- **THE DATA**
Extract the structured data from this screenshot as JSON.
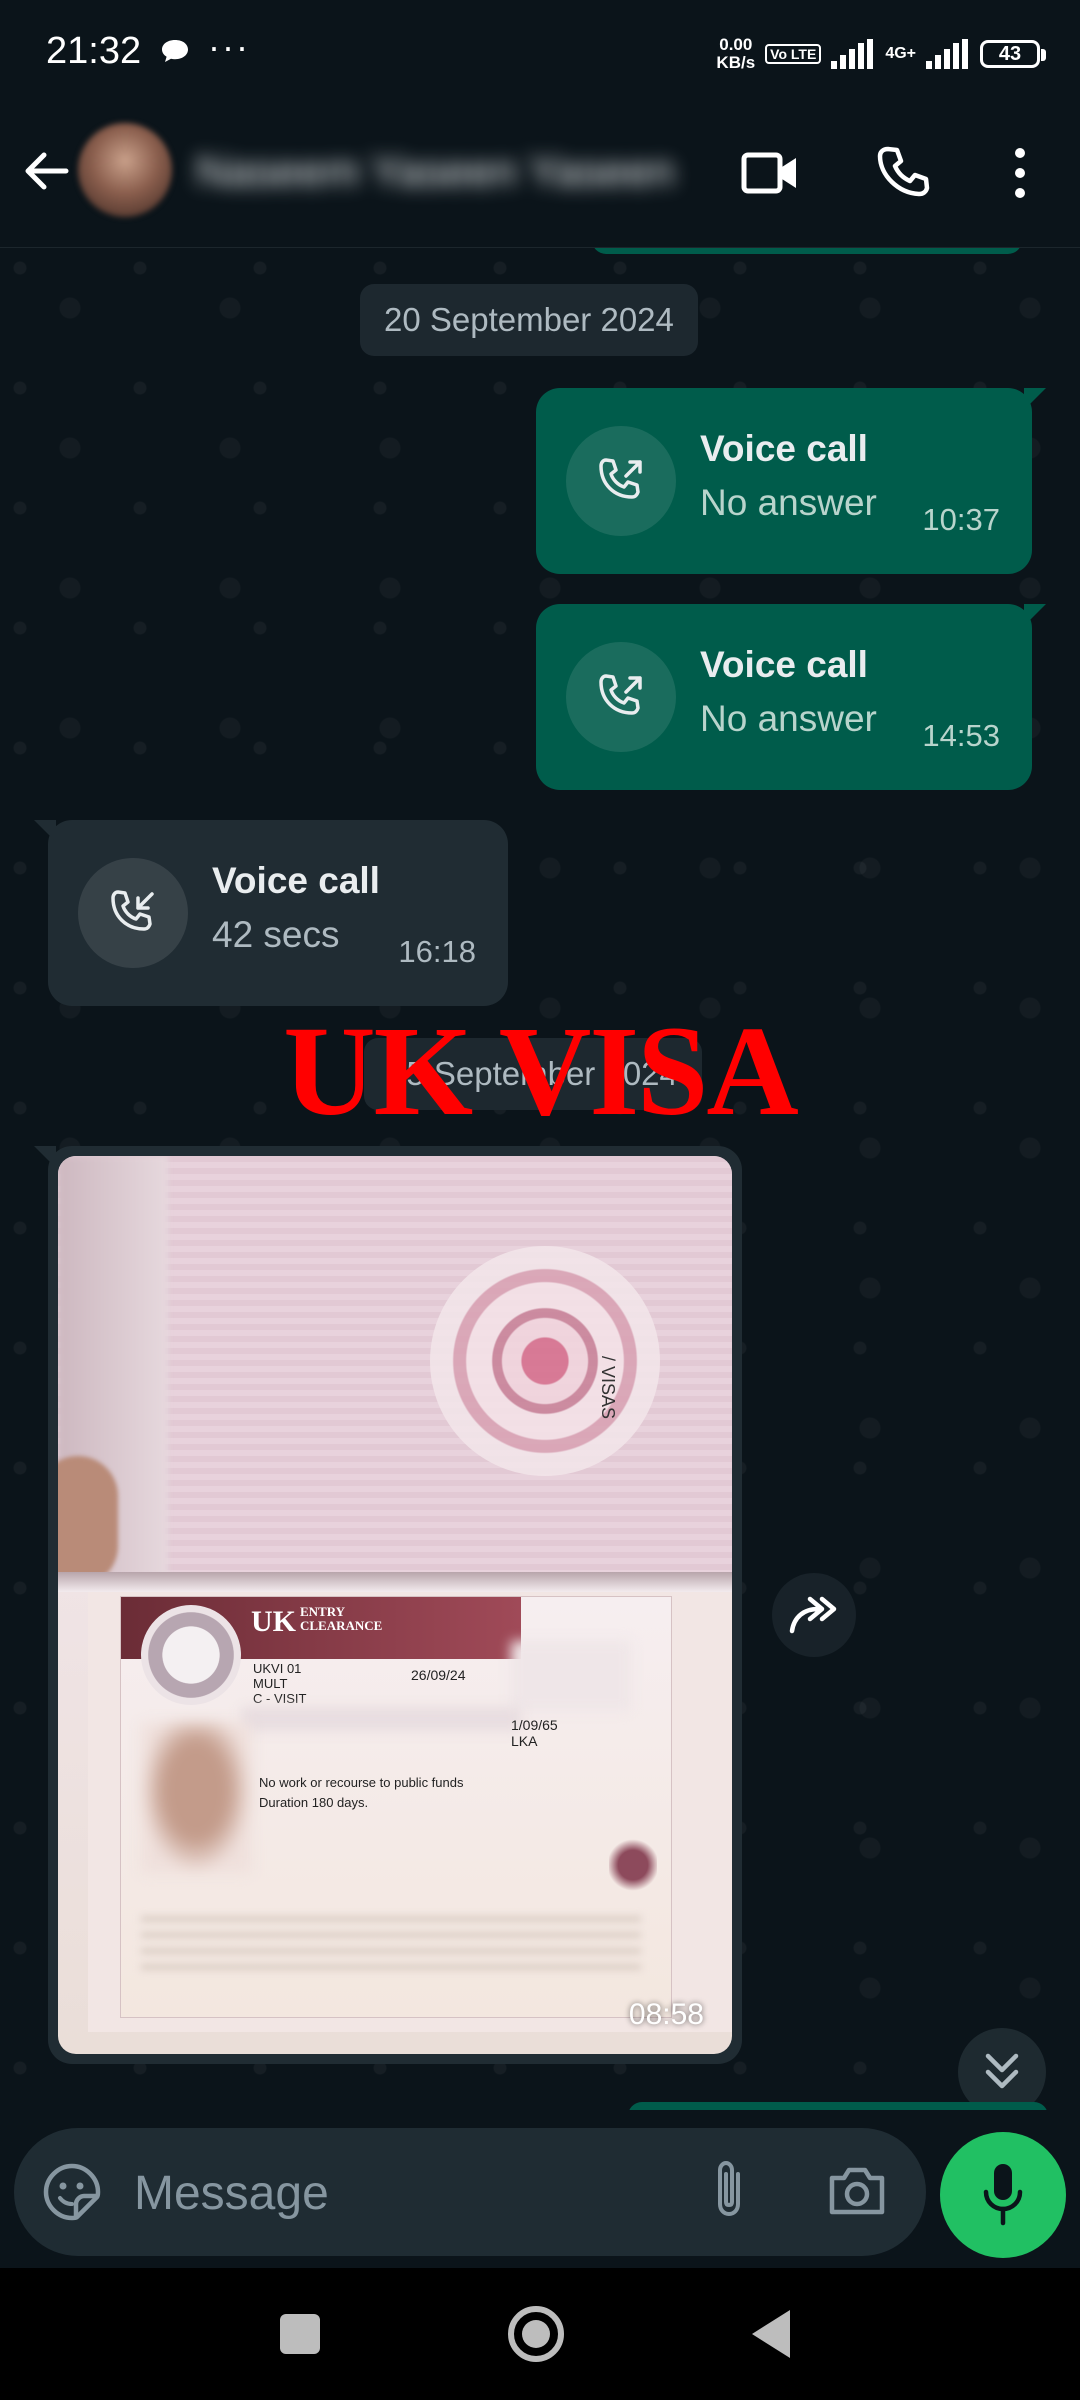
{
  "status_bar": {
    "time": "21:32",
    "dots": "···",
    "net_speed_value": "0.00",
    "net_speed_unit": "KB/s",
    "volte": "Vo LTE",
    "network": "4G+",
    "battery": "43"
  },
  "header": {
    "contact_name": "Naseem Yaseen Yaseen"
  },
  "chat": {
    "date_1": "20 September 2024",
    "date_2": "25 September 2024",
    "calls": [
      {
        "title": "Voice call",
        "subtitle": "No answer",
        "time": "10:37",
        "direction": "outgoing"
      },
      {
        "title": "Voice call",
        "subtitle": "No answer",
        "time": "14:53",
        "direction": "outgoing"
      },
      {
        "title": "Voice call",
        "subtitle": "42 secs",
        "time": "16:18",
        "direction": "incoming"
      }
    ],
    "overlay_text": "UK VISA",
    "image_message": {
      "time": "08:58",
      "visa": {
        "header": "UK",
        "header_small_1": "ENTRY",
        "header_small_2": "CLEARANCE",
        "place_of_issue": "UKVI 01",
        "entries": "MULT",
        "type": "C - VISIT",
        "valid_from": "26/09/24",
        "remarks_1": "No work or recourse to public funds",
        "remarks_2": "Duration 180 days.",
        "nationality": "LKA",
        "dob_fragment": "1/09/65",
        "page_label": "/ VISAS"
      }
    }
  },
  "input": {
    "placeholder": "Message"
  },
  "colors": {
    "background": "#0b141a",
    "outgoing_bubble": "#005c4b",
    "incoming_bubble": "#202c33",
    "mic_button": "#21c063",
    "overlay_text": "#ff0000"
  }
}
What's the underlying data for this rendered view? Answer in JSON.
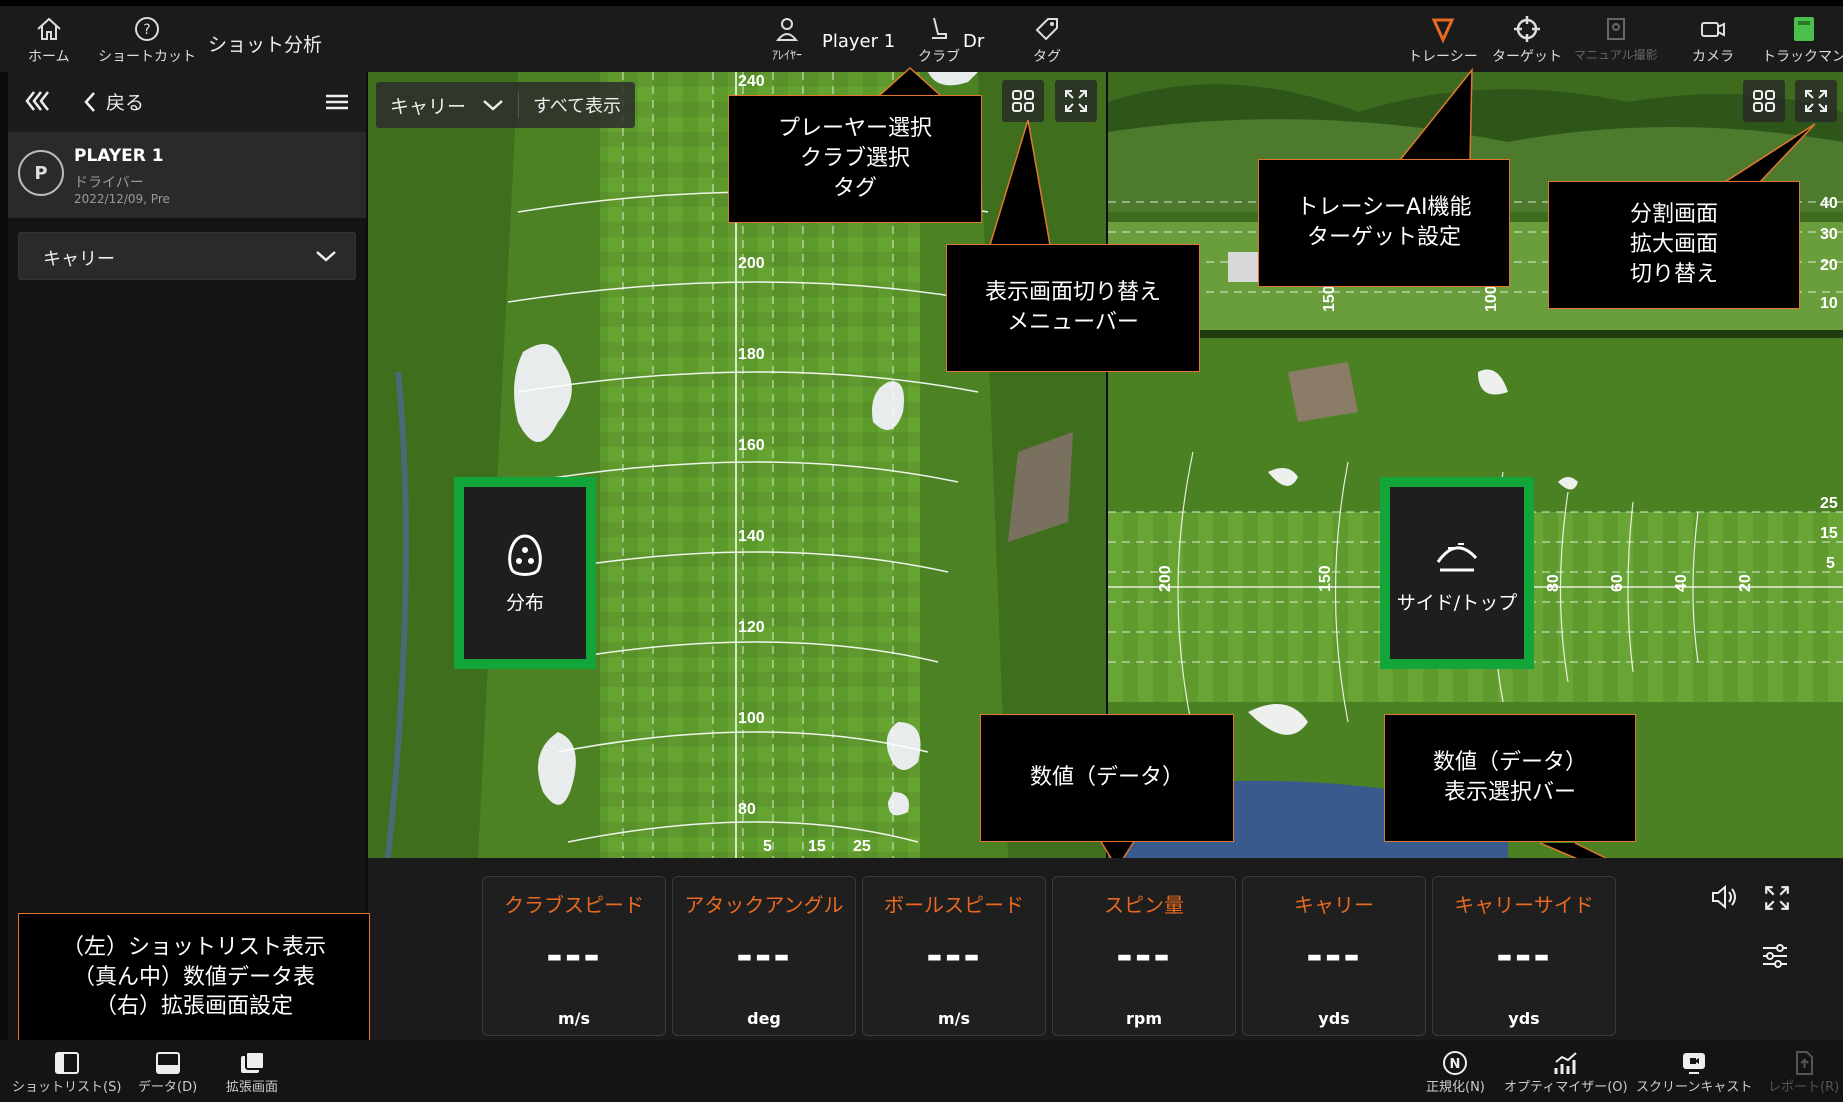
{
  "topbar": {
    "home_label": "ホーム",
    "shortcut_label": "ショートカット",
    "screen_title": "ショット分析",
    "player_value": "Player 1",
    "player_label": "ｱﾚｲﾔｰ",
    "club_value": "Dr",
    "club_label": "クラブ",
    "tag_label": "タグ",
    "tracer_label": "トレーシー",
    "target_label": "ターゲット",
    "manual_label": "マニュアル撮影",
    "camera_label": "カメラ",
    "trackman_label": "トラックマン"
  },
  "sidebar": {
    "back_label": "戻る",
    "player_initial": "P",
    "player_name": "PLAYER 1",
    "club": "ドライバー",
    "date": "2022/12/09, Pre",
    "metric_select": "キャリー"
  },
  "view_selector": {
    "metric": "キャリー",
    "show_all": "すべて表示"
  },
  "left_view": {
    "distance_labels": [
      "240",
      "200",
      "180",
      "160",
      "140",
      "120",
      "100",
      "80"
    ],
    "lateral_labels": [
      "5",
      "15",
      "25"
    ],
    "mode_label": "分布"
  },
  "right_view": {
    "side_labels": [
      "40",
      "30",
      "20",
      "10"
    ],
    "top_labels": [
      "150",
      "100"
    ],
    "lane_labels": [
      "25",
      "15",
      "5"
    ],
    "bottom_dist_labels": [
      "200",
      "150",
      "80",
      "60",
      "40",
      "20"
    ],
    "mode_label": "サイド/トップ"
  },
  "callouts": {
    "player_club_tag": "プレーヤー選択\nクラブ選択\nタグ",
    "view_switch": "表示画面切り替え\nメニューバー",
    "tracer_target": "トレーシーAI機能\nターゲット設定",
    "split_expand": "分割画面\n拡大画面\n切り替え",
    "data_values": "数値（データ）",
    "data_select": "数値（データ）\n表示選択バー",
    "bottom_left": "（左）ショットリスト表示\n（真ん中）数値データ表\n（右）拡張画面設定"
  },
  "data_cards": [
    {
      "title": "クラブスピード",
      "value": "---",
      "unit": "m/s"
    },
    {
      "title": "アタックアングル",
      "value": "---",
      "unit": "deg"
    },
    {
      "title": "ボールスピード",
      "value": "---",
      "unit": "m/s"
    },
    {
      "title": "スピン量",
      "value": "---",
      "unit": "rpm"
    },
    {
      "title": "キャリー",
      "value": "---",
      "unit": "yds"
    },
    {
      "title": "キャリーサイド",
      "value": "---",
      "unit": "yds"
    }
  ],
  "bottombar": {
    "shotlist_label": "ショットリスト(S)",
    "data_label": "データ(D)",
    "expand_label": "拡張画面",
    "normalize_label": "正規化(N)",
    "optimizer_label": "オプティマイザー(O)",
    "screencast_label": "スクリーンキャスト",
    "report_label": "レポート(R)"
  },
  "colors": {
    "accent_orange": "#e86a20",
    "tile_green": "#11a53a",
    "callout_border": "#e07830",
    "trackman_green": "#4bbf4b"
  }
}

- **AIM OF THE TASK**
Transcribe all of the entries word for word, but skip any pictures they contain.

- **THE SOLUTION**
Extract the structured data from this screenshot as JSON.
{
  "status_bar": {
    "time": "21:32",
    "dots": "···",
    "net_speed_value": "0.00",
    "net_speed_unit": "KB/s",
    "volte": "Vo LTE",
    "network": "4G+",
    "battery": "43"
  },
  "header": {
    "contact_name": "Naseem Yaseen Yaseen"
  },
  "chat": {
    "date_1": "20 September 2024",
    "date_2": "25 September 2024",
    "calls": [
      {
        "title": "Voice call",
        "subtitle": "No answer",
        "time": "10:37",
        "direction": "outgoing"
      },
      {
        "title": "Voice call",
        "subtitle": "No answer",
        "time": "14:53",
        "direction": "outgoing"
      },
      {
        "title": "Voice call",
        "subtitle": "42 secs",
        "time": "16:18",
        "direction": "incoming"
      }
    ],
    "overlay_text": "UK VISA",
    "image_message": {
      "time": "08:58",
      "visa": {
        "header": "UK",
        "header_small_1": "ENTRY",
        "header_small_2": "CLEARANCE",
        "place_of_issue": "UKVI 01",
        "entries": "MULT",
        "type": "C - VISIT",
        "valid_from": "26/09/24",
        "remarks_1": "No work or recourse to public funds",
        "remarks_2": "Duration 180 days.",
        "nationality": "LKA",
        "dob_fragment": "1/09/65",
        "page_label": "/ VISAS"
      }
    }
  },
  "input": {
    "placeholder": "Message"
  },
  "colors": {
    "background": "#0b141a",
    "outgoing_bubble": "#005c4b",
    "incoming_bubble": "#202c33",
    "mic_button": "#21c063",
    "overlay_text": "#ff0000"
  }
}
What's the underlying data for this rendered view? Answer in JSON.
{
  "topbar": {
    "home_label": "ホーム",
    "shortcut_label": "ショートカット",
    "screen_title": "ショット分析",
    "player_value": "Player 1",
    "player_label": "ｱﾚｲﾔｰ",
    "club_value": "Dr",
    "club_label": "クラブ",
    "tag_label": "タグ",
    "tracer_label": "トレーシー",
    "target_label": "ターゲット",
    "manual_label": "マニュアル撮影",
    "camera_label": "カメラ",
    "trackman_label": "トラックマン"
  },
  "sidebar": {
    "back_label": "戻る",
    "player_initial": "P",
    "player_name": "PLAYER 1",
    "club": "ドライバー",
    "date": "2022/12/09, Pre",
    "metric_select": "キャリー"
  },
  "view_selector": {
    "metric": "キャリー",
    "show_all": "すべて表示"
  },
  "left_view": {
    "distance_labels": [
      "240",
      "200",
      "180",
      "160",
      "140",
      "120",
      "100",
      "80"
    ],
    "lateral_labels": [
      "5",
      "15",
      "25"
    ],
    "mode_label": "分布"
  },
  "right_view": {
    "side_labels": [
      "40",
      "30",
      "20",
      "10"
    ],
    "top_labels": [
      "150",
      "100"
    ],
    "lane_labels": [
      "25",
      "15",
      "5"
    ],
    "bottom_dist_labels": [
      "200",
      "150",
      "80",
      "60",
      "40",
      "20"
    ],
    "mode_label": "サイド/トップ"
  },
  "callouts": {
    "player_club_tag": "プレーヤー選択\nクラブ選択\nタグ",
    "view_switch": "表示画面切り替え\nメニューバー",
    "tracer_target": "トレーシーAI機能\nターゲット設定",
    "split_expand": "分割画面\n拡大画面\n切り替え",
    "data_values": "数値（データ）",
    "data_select": "数値（データ）\n表示選択バー",
    "bottom_left": "（左）ショットリスト表示\n（真ん中）数値データ表\n（右）拡張画面設定"
  },
  "data_cards": [
    {
      "title": "クラブスピード",
      "value": "---",
      "unit": "m/s"
    },
    {
      "title": "アタックアングル",
      "value": "---",
      "unit": "deg"
    },
    {
      "title": "ボールスピード",
      "value": "---",
      "unit": "m/s"
    },
    {
      "title": "スピン量",
      "value": "---",
      "unit": "rpm"
    },
    {
      "title": "キャリー",
      "value": "---",
      "unit": "yds"
    },
    {
      "title": "キャリーサイド",
      "value": "---",
      "unit": "yds"
    }
  ],
  "bottombar": {
    "shotlist_label": "ショットリスト(S)",
    "data_label": "データ(D)",
    "expand_label": "拡張画面",
    "normalize_label": "正規化(N)",
    "optimizer_label": "オプティマイザー(O)",
    "screencast_label": "スクリーンキャスト",
    "report_label": "レポート(R)"
  },
  "colors": {
    "accent_orange": "#e86a20",
    "tile_green": "#11a53a",
    "callout_border": "#e07830",
    "trackman_green": "#4bbf4b"
  }
}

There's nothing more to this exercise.